## WHAT IS BEING ASKED
Copy out every record below exactly as written, but leave out any pictures.

==============================

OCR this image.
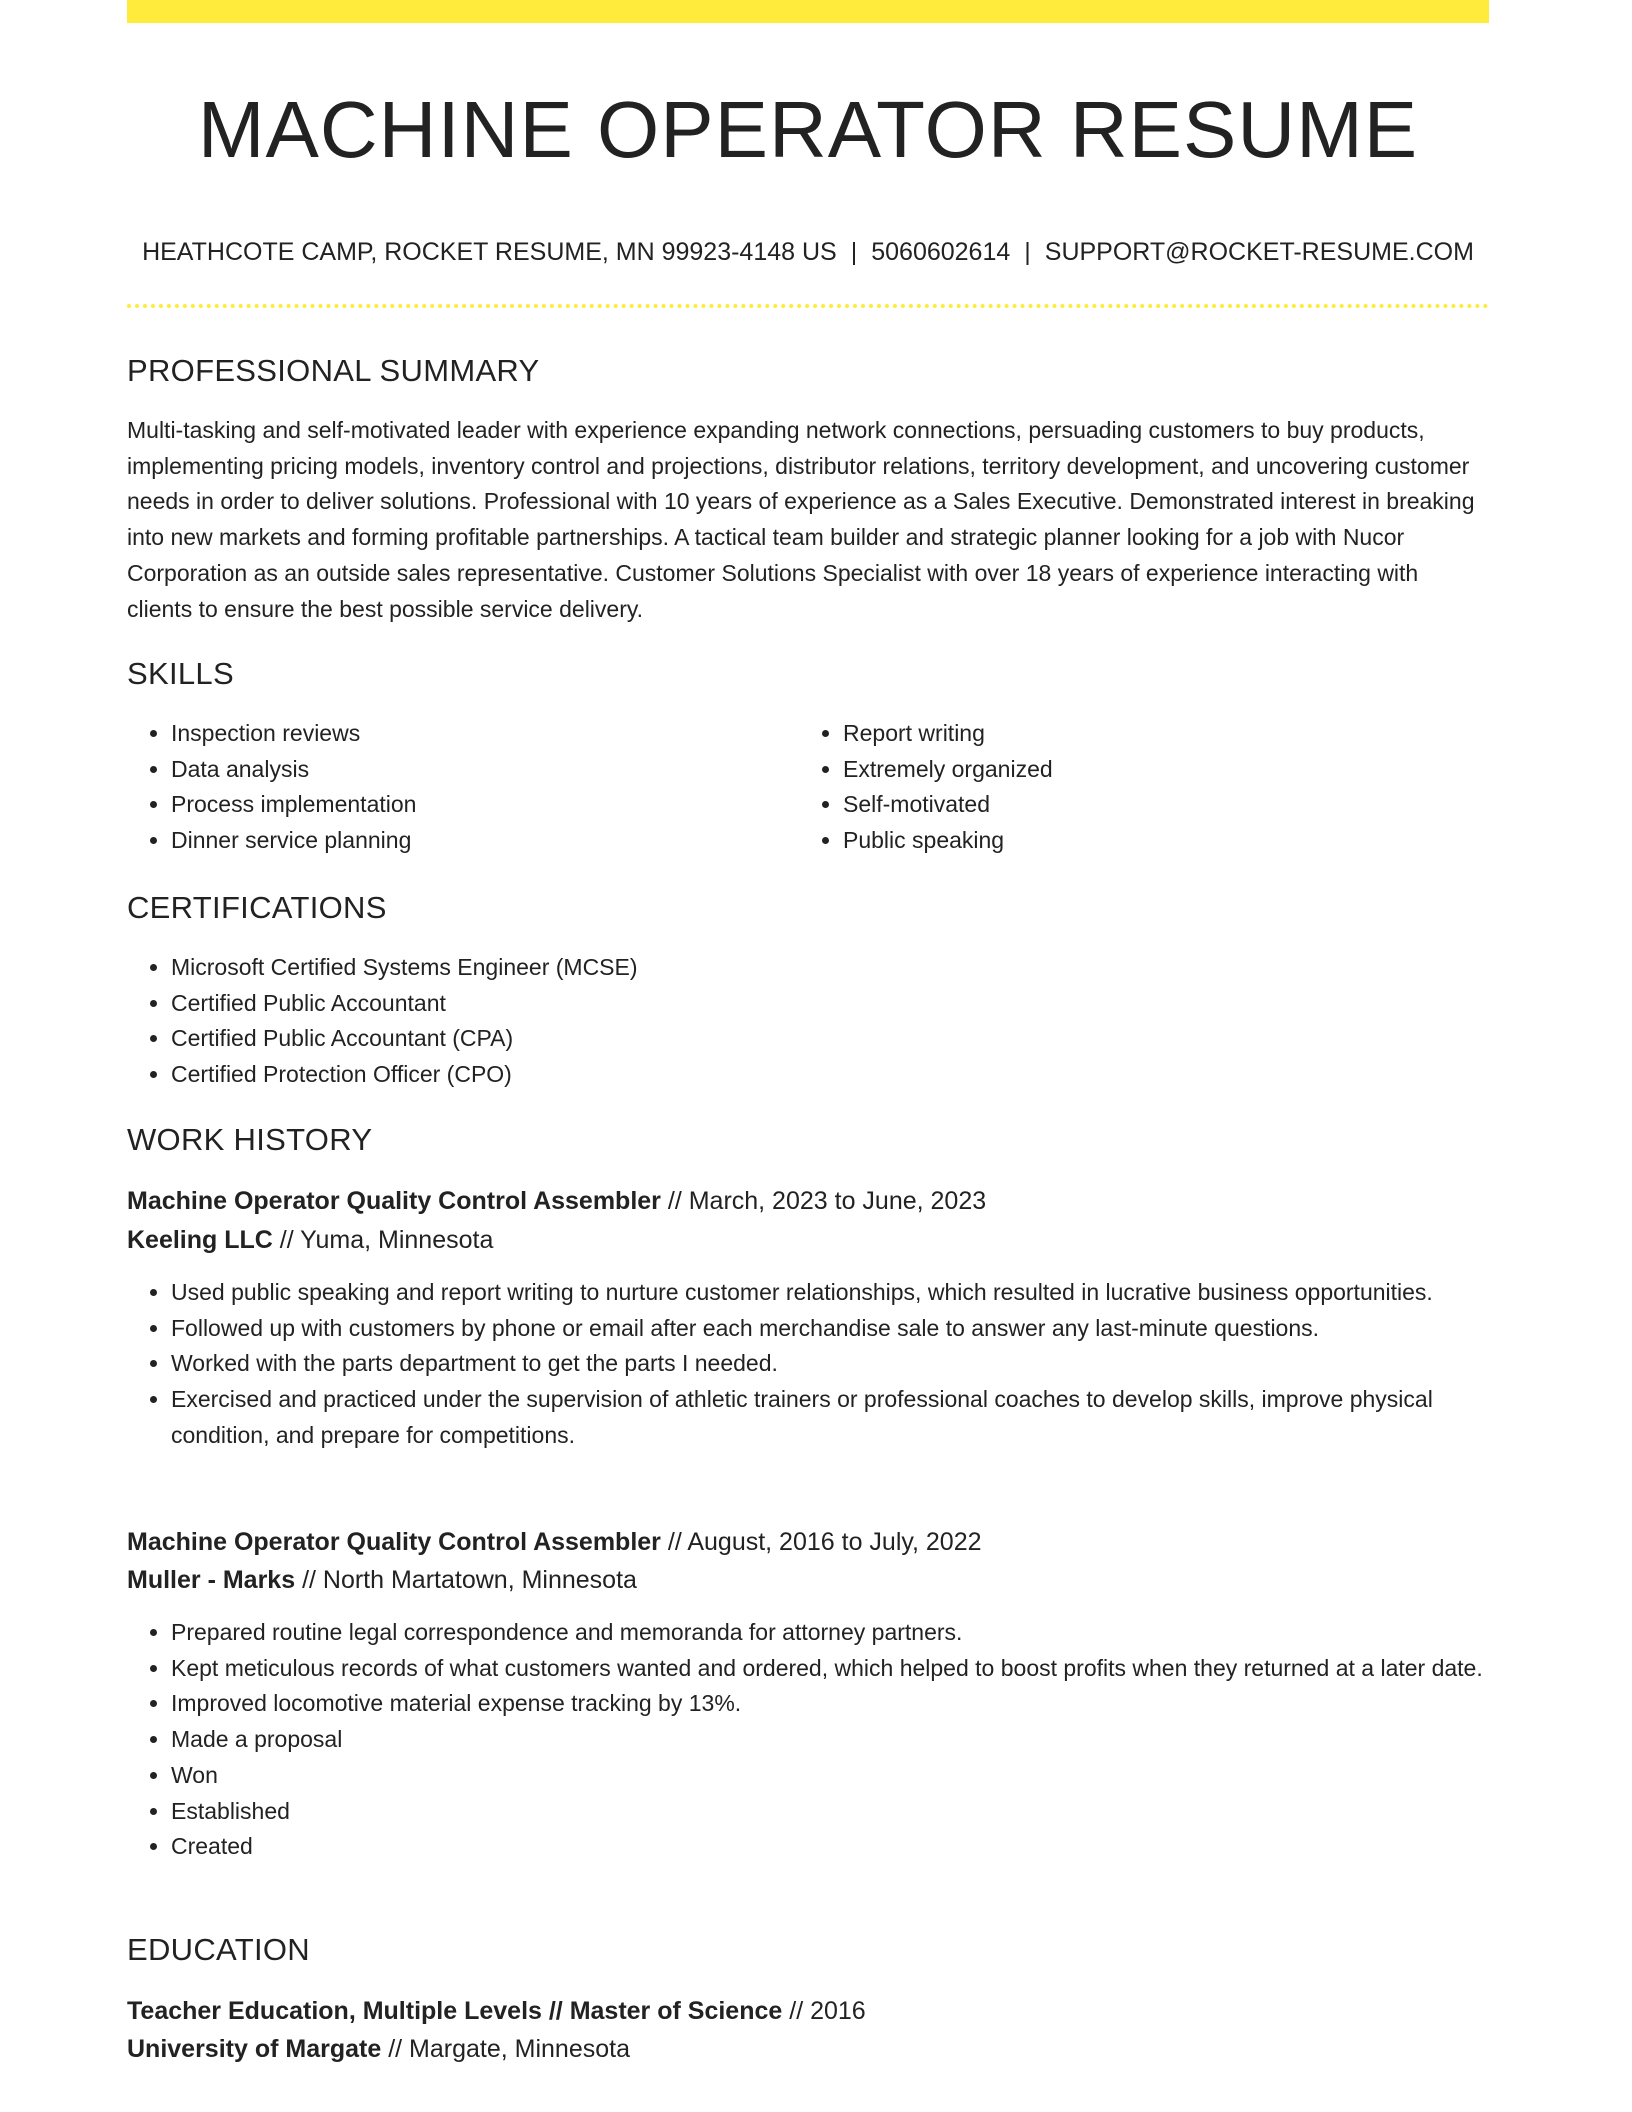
MACHINE OPERATOR RESUME
HEATHCOTE CAMP, ROCKET RESUME, MN 99923-4148 US | 5060602614 | SUPPORT@ROCKET-RESUME.COM
PROFESSIONAL SUMMARY
Multi-tasking and self-motivated leader with experience expanding network connections, persuading customers to buy products, implementing pricing models, inventory control and projections, distributor relations, territory development, and uncovering customer needs in order to deliver solutions. Professional with 10 years of experience as a Sales Executive. Demonstrated interest in breaking into new markets and forming profitable partnerships. A tactical team builder and strategic planner looking for a job with Nucor Corporation as an outside sales representative. Customer Solutions Specialist with over 18 years of experience interacting with clients to ensure the best possible service delivery.
SKILLS
• Inspection reviews
• Data analysis
• Process implementation
• Dinner service planning
• Report writing
• Extremely organized
• Self-motivated
• Public speaking
CERTIFICATIONS
• Microsoft Certified Systems Engineer (MCSE)
• Certified Public Accountant
• Certified Public Accountant (CPA)
• Certified Protection Officer (CPO)
WORK HISTORY
Machine Operator Quality Control Assembler // March, 2023 to June, 2023
Keeling LLC // Yuma, Minnesota
• Used public speaking and report writing to nurture customer relationships, which resulted in lucrative business opportunities.
• Followed up with customers by phone or email after each merchandise sale to answer any last-minute questions.
• Worked with the parts department to get the parts I needed.
• Exercised and practiced under the supervision of athletic trainers or professional coaches to develop skills, improve physical condition, and prepare for competitions.
Machine Operator Quality Control Assembler // August, 2016 to July, 2022
Muller - Marks // North Martatown, Minnesota
• Prepared routine legal correspondence and memoranda for attorney partners.
• Kept meticulous records of what customers wanted and ordered, which helped to boost profits when they returned at a later date.
• Improved locomotive material expense tracking by 13%.
• Made a proposal
• Won
• Established
• Created
EDUCATION
Teacher Education, Multiple Levels // Master of Science // 2016
University of Margate // Margate, Minnesota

==============================

## WORKED SOLUTION
OCR this image.
MACHINE OPERATOR RESUME
HEATHCOTE CAMP, ROCKET RESUME, MN 99923-4148 US | 5060602614 | SUPPORT@ROCKET-RESUME.COM
PROFESSIONAL SUMMARY
Multi-tasking and self-motivated leader with experience expanding network connections, persuading customers to buy products, implementing pricing models, inventory control and projections, distributor relations, territory development, and uncovering customer needs in order to deliver solutions. Professional with 10 years of experience as a Sales Executive. Demonstrated interest in breaking into new markets and forming profitable partnerships. A tactical team builder and strategic planner looking for a job with Nucor Corporation as an outside sales representative. Customer Solutions Specialist with over 18 years of experience interacting with clients to ensure the best possible service delivery.
SKILLS
• Inspection reviews
• Data analysis
• Process implementation
• Dinner service planning
• Report writing
• Extremely organized
• Self-motivated
• Public speaking
CERTIFICATIONS
• Microsoft Certified Systems Engineer (MCSE)
• Certified Public Accountant
• Certified Public Accountant (CPA)
• Certified Protection Officer (CPO)
WORK HISTORY
Machine Operator Quality Control Assembler // March, 2023 to June, 2023
Keeling LLC // Yuma, Minnesota
• Used public speaking and report writing to nurture customer relationships, which resulted in lucrative business opportunities.
• Followed up with customers by phone or email after each merchandise sale to answer any last-minute questions.
• Worked with the parts department to get the parts I needed.
• Exercised and practiced under the supervision of athletic trainers or professional coaches to develop skills, improve physical condition, and prepare for competitions.
Machine Operator Quality Control Assembler // August, 2016 to July, 2022
Muller - Marks // North Martatown, Minnesota
• Prepared routine legal correspondence and memoranda for attorney partners.
• Kept meticulous records of what customers wanted and ordered, which helped to boost profits when they returned at a later date.
• Improved locomotive material expense tracking by 13%.
• Made a proposal
• Won
• Established
• Created
EDUCATION
Teacher Education, Multiple Levels // Master of Science // 2016
University of Margate // Margate, Minnesota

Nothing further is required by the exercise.